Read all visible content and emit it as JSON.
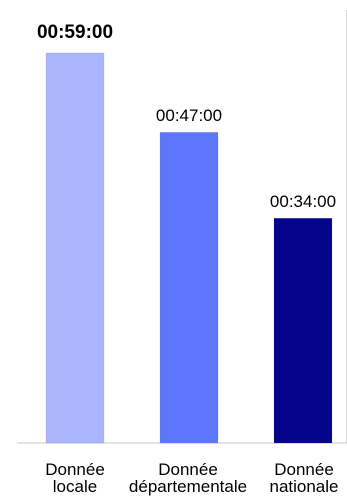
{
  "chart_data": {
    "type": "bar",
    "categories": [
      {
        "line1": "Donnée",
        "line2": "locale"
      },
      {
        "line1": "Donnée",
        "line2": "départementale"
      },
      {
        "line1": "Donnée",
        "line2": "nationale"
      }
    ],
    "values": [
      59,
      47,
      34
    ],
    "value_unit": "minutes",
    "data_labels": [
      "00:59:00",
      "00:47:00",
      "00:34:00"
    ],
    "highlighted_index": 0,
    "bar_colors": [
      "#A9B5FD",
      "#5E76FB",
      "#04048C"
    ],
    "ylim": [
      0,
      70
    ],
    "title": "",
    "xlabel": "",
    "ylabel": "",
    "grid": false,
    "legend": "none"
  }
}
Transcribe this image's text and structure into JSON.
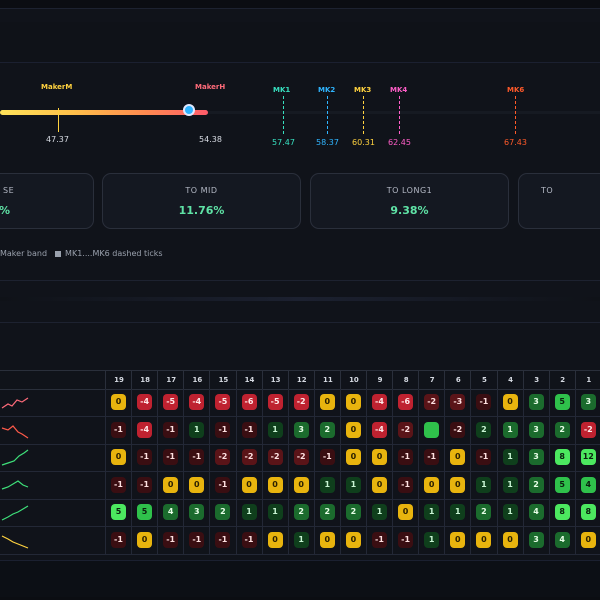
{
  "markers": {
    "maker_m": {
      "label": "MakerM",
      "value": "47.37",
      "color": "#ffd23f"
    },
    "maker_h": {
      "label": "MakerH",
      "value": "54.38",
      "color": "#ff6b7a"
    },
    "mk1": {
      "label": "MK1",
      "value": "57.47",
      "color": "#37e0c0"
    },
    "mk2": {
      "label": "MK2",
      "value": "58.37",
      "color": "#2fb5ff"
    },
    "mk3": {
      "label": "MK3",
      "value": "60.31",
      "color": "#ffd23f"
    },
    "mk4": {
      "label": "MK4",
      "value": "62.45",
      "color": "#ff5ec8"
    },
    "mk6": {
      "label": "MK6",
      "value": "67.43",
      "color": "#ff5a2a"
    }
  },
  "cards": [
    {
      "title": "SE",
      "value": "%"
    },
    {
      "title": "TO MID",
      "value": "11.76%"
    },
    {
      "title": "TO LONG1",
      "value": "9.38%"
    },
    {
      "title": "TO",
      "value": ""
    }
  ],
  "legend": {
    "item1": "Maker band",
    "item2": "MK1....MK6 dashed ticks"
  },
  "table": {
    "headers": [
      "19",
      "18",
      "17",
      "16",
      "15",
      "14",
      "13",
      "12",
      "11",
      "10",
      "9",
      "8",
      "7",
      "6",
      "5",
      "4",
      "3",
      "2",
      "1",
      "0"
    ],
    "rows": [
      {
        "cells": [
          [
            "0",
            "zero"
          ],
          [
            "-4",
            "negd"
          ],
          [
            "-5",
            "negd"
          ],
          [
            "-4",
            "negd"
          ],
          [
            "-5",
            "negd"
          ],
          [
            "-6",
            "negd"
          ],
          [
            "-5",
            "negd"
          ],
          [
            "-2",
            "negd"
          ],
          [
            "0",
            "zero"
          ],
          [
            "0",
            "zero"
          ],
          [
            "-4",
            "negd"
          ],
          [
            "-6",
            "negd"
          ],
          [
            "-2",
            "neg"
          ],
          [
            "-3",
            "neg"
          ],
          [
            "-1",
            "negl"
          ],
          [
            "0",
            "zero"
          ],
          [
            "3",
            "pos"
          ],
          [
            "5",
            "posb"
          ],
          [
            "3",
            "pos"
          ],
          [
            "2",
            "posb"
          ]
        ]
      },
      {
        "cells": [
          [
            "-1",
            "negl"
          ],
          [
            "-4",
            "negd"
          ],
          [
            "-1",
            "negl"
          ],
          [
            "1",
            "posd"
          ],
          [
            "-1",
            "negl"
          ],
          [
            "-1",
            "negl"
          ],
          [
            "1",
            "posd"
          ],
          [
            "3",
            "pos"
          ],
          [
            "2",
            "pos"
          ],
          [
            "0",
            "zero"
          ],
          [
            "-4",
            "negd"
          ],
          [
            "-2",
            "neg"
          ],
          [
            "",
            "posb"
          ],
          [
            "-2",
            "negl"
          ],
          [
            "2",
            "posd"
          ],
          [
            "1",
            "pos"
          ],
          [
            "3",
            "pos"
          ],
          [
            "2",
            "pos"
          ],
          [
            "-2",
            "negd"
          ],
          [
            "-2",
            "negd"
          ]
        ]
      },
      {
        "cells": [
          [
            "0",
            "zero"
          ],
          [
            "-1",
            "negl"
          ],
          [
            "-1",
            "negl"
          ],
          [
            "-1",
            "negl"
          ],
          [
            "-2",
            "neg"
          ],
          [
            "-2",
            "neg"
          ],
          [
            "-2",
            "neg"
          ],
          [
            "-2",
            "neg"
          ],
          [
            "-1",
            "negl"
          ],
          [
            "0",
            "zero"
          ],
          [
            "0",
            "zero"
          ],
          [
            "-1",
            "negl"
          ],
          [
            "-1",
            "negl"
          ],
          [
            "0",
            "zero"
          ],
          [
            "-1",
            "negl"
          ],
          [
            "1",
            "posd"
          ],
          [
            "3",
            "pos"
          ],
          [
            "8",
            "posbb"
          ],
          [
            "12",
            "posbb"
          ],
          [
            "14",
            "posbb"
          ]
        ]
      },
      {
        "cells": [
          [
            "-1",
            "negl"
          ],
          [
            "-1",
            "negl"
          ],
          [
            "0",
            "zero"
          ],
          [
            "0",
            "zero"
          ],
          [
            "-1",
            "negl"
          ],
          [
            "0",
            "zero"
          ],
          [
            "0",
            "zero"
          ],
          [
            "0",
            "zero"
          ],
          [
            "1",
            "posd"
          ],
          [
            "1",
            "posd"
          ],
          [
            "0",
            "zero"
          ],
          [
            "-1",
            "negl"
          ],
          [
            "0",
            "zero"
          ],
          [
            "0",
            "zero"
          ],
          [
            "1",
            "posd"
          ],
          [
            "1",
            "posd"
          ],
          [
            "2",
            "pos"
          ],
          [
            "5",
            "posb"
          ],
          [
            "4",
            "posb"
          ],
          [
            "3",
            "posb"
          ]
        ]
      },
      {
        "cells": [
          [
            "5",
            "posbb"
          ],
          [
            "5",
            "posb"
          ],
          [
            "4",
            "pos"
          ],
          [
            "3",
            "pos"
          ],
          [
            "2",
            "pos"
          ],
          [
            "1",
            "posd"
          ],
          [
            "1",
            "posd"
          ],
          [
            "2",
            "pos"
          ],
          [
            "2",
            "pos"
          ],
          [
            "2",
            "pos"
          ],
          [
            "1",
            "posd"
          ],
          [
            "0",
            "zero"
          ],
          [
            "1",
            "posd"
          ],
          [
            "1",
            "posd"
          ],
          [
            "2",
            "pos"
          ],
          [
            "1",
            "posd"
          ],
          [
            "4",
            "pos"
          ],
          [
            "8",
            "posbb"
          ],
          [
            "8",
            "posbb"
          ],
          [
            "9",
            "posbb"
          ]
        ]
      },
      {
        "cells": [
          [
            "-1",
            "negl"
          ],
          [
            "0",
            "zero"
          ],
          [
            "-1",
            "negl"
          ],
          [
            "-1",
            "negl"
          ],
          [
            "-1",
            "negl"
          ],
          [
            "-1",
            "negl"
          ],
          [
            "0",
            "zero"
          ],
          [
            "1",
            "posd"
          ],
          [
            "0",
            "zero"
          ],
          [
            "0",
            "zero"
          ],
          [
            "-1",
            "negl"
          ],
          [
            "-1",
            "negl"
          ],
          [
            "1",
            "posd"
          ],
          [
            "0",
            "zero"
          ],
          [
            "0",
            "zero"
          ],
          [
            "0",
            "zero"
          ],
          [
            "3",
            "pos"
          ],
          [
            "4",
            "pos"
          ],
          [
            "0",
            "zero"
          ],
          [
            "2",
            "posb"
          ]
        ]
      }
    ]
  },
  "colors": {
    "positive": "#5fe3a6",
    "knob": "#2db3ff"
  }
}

--- --- ---

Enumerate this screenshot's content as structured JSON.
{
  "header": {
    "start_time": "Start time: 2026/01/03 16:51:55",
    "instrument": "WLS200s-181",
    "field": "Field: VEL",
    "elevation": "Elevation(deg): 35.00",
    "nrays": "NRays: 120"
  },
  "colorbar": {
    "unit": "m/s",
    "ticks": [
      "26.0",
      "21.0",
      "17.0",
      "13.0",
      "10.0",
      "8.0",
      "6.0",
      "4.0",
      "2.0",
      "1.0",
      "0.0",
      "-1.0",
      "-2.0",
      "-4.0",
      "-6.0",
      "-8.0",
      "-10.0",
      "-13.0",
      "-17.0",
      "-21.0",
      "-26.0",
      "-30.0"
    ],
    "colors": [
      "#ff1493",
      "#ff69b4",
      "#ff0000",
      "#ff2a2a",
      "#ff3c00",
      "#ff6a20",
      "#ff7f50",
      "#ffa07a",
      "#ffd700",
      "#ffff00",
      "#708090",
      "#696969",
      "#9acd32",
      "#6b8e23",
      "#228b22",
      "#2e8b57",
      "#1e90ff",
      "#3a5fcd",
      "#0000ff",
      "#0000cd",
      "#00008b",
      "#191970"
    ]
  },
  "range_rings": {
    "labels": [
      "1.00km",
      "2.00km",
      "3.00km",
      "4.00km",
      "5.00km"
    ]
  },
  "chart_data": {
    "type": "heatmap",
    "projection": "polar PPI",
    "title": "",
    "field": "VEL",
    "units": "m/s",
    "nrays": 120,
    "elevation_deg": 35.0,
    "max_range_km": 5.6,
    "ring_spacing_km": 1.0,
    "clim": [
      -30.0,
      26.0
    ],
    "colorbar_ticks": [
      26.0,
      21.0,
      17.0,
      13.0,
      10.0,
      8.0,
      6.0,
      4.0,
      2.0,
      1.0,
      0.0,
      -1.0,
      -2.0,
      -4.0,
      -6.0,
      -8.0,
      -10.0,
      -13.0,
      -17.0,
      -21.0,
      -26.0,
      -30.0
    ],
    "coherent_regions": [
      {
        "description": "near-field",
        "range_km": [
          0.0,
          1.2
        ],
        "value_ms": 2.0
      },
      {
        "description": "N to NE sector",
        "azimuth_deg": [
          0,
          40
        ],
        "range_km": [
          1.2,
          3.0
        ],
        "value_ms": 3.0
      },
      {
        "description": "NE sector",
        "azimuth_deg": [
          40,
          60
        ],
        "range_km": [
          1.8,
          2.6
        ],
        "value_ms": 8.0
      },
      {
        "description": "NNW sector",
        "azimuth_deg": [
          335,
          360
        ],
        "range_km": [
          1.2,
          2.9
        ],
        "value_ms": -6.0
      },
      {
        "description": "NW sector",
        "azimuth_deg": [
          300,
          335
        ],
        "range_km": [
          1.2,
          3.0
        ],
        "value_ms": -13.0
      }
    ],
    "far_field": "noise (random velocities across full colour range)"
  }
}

--- --- ---

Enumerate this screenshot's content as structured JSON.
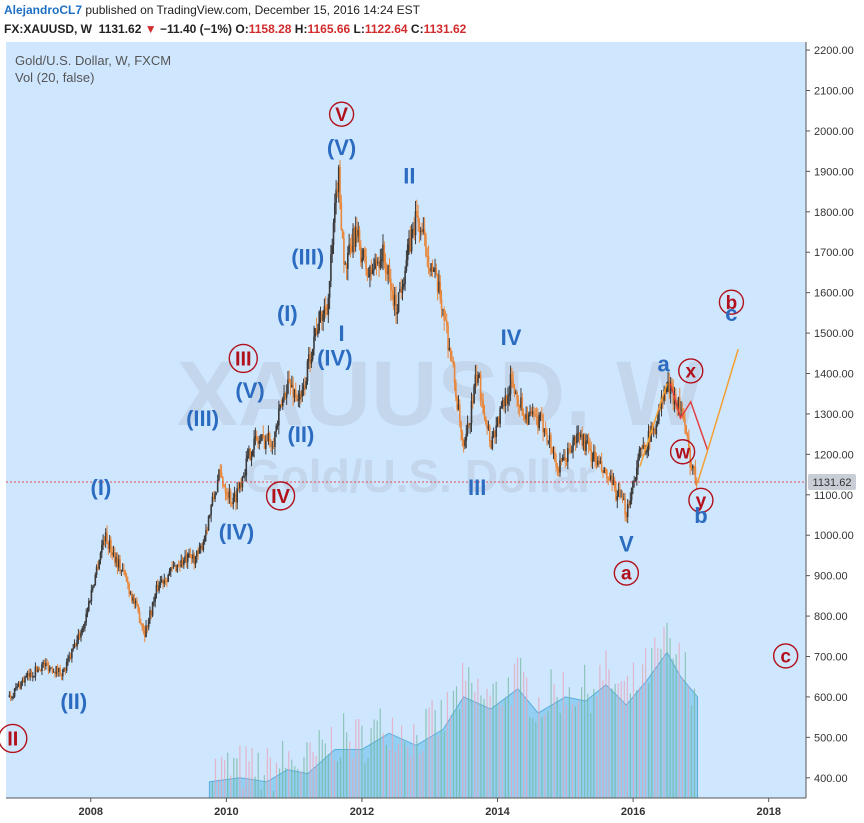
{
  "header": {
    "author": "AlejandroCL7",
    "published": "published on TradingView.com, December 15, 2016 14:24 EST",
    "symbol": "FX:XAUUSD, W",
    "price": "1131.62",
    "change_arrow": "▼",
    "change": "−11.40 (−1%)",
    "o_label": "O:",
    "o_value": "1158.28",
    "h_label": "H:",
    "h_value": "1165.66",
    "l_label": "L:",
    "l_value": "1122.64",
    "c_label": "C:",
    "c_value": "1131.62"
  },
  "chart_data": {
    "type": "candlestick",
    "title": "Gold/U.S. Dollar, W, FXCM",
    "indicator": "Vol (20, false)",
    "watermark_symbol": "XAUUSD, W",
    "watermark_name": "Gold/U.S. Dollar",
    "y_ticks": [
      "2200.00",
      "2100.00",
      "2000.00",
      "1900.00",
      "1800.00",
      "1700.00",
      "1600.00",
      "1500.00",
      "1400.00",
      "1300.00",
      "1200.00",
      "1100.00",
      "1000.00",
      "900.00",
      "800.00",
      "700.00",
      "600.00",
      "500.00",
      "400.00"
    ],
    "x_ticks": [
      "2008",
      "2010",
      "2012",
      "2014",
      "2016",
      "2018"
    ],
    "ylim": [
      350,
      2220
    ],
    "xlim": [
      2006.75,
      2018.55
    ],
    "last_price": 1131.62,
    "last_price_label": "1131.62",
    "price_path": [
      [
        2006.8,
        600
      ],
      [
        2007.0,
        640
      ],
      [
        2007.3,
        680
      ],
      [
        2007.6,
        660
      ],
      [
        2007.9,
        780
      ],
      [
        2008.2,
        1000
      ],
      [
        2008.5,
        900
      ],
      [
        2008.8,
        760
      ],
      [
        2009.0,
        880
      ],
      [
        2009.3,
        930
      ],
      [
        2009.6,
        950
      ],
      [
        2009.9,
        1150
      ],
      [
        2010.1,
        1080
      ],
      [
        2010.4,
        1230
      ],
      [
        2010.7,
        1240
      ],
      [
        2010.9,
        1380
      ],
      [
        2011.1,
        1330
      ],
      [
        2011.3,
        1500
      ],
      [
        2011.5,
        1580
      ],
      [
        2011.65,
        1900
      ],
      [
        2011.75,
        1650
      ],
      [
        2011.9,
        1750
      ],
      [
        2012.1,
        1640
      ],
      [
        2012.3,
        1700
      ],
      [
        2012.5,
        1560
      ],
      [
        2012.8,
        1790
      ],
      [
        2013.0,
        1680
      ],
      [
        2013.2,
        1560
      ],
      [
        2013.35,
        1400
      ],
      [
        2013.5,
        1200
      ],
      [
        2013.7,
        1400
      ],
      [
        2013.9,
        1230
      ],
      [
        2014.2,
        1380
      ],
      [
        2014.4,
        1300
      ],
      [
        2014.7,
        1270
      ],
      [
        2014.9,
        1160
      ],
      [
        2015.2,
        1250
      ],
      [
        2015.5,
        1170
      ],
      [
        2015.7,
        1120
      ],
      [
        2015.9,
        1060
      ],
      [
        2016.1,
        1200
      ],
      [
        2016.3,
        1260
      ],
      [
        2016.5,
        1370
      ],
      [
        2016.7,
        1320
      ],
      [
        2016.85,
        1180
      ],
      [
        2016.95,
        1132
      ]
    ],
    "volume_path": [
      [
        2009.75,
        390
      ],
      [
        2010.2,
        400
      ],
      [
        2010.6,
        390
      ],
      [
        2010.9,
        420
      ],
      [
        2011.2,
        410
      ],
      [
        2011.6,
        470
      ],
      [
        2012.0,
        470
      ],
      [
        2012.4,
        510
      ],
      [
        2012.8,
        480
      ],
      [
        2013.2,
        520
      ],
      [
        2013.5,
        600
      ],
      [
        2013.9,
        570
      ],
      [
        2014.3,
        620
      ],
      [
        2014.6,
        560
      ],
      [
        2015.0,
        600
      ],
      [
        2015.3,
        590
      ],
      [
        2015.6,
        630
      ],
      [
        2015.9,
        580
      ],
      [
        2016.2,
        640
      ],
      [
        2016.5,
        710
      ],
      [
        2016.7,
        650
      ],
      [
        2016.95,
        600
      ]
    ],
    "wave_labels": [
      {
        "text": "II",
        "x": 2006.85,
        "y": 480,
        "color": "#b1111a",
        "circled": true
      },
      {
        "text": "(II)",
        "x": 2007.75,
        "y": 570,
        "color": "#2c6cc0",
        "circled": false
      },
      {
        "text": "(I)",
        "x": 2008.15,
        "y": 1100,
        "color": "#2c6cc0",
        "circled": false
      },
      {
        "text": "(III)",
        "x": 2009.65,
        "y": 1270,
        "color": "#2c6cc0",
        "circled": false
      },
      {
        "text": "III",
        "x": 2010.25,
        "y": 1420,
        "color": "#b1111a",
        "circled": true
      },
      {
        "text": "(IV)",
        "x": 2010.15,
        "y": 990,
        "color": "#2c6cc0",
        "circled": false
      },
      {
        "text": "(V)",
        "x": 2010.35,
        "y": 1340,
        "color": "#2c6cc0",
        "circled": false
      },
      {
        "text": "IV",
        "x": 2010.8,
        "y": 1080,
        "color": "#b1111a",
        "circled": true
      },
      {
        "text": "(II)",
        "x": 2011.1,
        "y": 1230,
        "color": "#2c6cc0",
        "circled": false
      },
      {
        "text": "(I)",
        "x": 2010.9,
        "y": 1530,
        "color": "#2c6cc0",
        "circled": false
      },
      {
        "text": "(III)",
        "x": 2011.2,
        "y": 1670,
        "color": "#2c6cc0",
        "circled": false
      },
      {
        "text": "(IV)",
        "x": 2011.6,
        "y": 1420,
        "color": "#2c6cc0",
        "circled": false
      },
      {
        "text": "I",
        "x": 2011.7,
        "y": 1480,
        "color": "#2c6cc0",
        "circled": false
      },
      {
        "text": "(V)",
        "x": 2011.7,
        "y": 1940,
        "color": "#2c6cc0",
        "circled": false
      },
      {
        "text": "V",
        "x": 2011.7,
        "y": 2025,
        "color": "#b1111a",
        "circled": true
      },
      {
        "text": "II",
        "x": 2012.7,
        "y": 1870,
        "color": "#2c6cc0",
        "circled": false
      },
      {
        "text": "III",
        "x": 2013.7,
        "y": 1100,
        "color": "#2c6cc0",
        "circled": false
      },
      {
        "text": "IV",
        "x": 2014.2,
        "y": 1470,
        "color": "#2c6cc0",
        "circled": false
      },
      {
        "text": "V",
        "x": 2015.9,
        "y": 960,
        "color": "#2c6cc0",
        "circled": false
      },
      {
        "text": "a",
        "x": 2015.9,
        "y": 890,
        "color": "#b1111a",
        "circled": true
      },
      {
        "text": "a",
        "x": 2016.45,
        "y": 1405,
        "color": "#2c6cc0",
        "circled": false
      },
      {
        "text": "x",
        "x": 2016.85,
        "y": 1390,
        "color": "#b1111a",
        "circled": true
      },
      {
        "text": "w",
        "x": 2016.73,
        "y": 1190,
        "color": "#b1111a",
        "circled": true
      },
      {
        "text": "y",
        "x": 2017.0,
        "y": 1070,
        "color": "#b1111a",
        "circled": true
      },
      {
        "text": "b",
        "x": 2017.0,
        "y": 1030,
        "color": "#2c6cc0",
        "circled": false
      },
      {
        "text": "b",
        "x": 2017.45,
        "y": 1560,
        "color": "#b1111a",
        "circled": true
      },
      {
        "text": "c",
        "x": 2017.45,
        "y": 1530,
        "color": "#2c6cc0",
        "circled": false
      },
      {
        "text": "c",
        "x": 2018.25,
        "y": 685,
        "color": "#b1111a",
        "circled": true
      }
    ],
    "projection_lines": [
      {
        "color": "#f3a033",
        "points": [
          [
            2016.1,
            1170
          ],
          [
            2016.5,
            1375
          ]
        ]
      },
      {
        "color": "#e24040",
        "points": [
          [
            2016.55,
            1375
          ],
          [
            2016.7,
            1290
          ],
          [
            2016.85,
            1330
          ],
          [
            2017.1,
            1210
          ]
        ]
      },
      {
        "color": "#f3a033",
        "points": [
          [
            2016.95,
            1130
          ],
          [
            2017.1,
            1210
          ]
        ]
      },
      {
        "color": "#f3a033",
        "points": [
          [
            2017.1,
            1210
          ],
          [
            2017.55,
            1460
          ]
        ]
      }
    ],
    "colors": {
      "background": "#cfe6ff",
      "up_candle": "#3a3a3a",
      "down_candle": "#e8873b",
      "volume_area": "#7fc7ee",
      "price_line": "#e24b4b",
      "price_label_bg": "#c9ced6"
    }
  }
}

--- --- ---

Which lines hold the word "JSON"? Copy all of them.

▶ [Final answer]:
Read all visible content and emit it as JSON.
Transcribe this image's text and structure into JSON.
Enumerate this screenshot's content as structured JSON.
Enumerate this screenshot's content as structured JSON.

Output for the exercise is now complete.